— START DATASET EXCERPTS —
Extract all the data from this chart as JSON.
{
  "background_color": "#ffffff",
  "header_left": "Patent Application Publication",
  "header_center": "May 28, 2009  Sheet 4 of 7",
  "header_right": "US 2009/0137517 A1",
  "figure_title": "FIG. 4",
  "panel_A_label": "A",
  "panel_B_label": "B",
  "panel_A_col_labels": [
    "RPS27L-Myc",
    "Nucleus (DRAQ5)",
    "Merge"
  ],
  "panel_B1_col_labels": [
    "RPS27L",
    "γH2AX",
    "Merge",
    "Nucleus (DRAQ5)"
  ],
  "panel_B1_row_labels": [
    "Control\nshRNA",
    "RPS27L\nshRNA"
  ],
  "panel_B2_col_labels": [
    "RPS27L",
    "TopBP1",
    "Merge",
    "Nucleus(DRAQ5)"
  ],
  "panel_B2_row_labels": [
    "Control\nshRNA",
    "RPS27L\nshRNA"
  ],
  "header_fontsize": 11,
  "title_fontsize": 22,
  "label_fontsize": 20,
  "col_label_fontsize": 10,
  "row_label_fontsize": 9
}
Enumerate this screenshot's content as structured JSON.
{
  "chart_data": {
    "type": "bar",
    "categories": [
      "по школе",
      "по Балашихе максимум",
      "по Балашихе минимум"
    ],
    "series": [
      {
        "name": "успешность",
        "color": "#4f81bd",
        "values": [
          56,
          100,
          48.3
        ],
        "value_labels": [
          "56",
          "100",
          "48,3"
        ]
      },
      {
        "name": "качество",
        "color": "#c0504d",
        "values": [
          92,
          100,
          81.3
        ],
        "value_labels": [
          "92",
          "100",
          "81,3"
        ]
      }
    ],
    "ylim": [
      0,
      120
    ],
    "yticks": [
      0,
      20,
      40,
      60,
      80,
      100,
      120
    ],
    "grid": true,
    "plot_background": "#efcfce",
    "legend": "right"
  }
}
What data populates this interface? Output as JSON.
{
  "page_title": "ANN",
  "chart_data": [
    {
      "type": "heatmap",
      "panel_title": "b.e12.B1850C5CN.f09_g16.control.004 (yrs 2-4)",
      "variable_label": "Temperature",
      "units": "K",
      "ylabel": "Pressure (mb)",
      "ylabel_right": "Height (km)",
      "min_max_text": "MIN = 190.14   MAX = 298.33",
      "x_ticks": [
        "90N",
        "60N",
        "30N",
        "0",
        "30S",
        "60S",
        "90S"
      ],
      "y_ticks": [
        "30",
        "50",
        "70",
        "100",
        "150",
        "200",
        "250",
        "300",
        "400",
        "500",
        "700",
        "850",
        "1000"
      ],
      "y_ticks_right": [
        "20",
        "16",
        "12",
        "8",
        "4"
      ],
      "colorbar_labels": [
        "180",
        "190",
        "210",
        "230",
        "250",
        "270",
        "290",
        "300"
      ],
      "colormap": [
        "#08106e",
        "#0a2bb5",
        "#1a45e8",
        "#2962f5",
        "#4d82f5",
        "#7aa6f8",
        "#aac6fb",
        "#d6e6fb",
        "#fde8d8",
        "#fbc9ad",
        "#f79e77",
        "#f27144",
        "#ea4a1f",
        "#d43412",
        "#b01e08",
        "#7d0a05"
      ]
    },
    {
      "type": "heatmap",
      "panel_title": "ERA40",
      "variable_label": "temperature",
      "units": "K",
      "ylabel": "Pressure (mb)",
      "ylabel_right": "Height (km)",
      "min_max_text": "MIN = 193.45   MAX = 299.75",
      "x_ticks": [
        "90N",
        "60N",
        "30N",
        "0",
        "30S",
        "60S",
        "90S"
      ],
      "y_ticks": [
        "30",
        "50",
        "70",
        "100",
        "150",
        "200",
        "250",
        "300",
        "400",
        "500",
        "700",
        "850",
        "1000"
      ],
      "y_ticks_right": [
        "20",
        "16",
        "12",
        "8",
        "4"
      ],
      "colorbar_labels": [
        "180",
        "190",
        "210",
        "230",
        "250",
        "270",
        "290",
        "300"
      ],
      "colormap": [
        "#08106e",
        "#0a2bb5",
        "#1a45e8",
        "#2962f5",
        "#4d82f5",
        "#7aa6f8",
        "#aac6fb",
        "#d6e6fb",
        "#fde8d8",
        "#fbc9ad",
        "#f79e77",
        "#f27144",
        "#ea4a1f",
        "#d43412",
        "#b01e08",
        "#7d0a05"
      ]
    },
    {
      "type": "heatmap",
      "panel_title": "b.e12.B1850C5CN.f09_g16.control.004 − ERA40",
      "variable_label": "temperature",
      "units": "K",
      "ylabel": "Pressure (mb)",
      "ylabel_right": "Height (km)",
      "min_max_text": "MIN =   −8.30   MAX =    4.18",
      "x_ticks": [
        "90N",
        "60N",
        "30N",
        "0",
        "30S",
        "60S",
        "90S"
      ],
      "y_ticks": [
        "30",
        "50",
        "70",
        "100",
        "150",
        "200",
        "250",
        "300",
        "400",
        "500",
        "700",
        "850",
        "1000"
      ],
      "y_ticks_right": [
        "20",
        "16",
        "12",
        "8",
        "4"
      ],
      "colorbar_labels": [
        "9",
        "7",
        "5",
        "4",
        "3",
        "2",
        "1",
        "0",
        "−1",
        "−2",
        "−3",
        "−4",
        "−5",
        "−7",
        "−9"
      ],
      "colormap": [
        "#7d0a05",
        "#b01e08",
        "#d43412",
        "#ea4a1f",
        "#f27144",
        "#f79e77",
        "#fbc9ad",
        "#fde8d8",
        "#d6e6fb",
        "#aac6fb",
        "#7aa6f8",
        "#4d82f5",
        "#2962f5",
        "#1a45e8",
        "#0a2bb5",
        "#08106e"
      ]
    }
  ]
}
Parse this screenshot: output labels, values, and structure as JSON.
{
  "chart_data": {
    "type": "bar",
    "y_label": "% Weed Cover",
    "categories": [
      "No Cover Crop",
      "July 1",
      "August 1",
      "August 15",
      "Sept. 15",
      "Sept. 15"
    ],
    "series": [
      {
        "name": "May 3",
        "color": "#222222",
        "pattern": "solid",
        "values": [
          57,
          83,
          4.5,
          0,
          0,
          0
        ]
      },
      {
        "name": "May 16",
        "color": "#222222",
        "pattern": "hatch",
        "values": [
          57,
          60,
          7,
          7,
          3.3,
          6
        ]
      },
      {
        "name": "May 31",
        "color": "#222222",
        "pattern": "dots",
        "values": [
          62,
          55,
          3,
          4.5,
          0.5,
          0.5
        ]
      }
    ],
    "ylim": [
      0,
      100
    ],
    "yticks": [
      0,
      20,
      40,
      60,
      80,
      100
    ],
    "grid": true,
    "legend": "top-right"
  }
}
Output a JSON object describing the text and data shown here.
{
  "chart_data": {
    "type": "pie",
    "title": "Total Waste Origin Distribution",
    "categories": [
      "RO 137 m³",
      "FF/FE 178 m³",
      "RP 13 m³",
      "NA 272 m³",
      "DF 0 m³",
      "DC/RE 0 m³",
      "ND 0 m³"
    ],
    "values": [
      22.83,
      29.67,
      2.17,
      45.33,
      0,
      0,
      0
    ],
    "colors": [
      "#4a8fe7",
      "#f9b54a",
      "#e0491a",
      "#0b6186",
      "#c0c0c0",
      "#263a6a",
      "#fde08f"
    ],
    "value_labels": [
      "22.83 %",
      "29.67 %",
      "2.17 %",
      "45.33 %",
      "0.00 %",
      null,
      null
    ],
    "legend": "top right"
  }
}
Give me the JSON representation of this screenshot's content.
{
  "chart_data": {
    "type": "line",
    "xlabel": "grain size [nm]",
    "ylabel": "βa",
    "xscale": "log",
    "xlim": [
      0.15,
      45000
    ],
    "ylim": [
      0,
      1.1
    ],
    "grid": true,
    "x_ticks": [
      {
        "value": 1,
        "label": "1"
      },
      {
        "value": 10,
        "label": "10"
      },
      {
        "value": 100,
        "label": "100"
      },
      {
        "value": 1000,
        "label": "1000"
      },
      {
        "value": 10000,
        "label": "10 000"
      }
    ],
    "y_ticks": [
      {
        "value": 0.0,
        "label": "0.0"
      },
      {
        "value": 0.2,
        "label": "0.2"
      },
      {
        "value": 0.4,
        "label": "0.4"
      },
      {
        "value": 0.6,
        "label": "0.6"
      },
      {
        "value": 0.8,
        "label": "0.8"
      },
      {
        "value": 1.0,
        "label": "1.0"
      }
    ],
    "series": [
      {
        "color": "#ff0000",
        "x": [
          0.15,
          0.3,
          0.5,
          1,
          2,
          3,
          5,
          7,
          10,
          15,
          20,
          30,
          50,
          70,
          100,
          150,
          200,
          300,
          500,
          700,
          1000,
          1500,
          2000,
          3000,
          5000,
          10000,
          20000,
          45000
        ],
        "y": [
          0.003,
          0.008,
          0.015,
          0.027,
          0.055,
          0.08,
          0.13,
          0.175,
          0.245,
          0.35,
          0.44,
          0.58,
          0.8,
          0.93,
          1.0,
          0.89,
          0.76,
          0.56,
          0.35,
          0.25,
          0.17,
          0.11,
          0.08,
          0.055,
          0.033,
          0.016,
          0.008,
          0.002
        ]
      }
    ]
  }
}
— END DATASET EXCERPTS —
_CHALLENGE_
Identify and copy the lines holding the word "name".

_EXPECTED ANSWER_
        "name": "успешность",
        "name": "качество",
        "name": "May 3",
        "name": "May 16",
        "name": "May 31",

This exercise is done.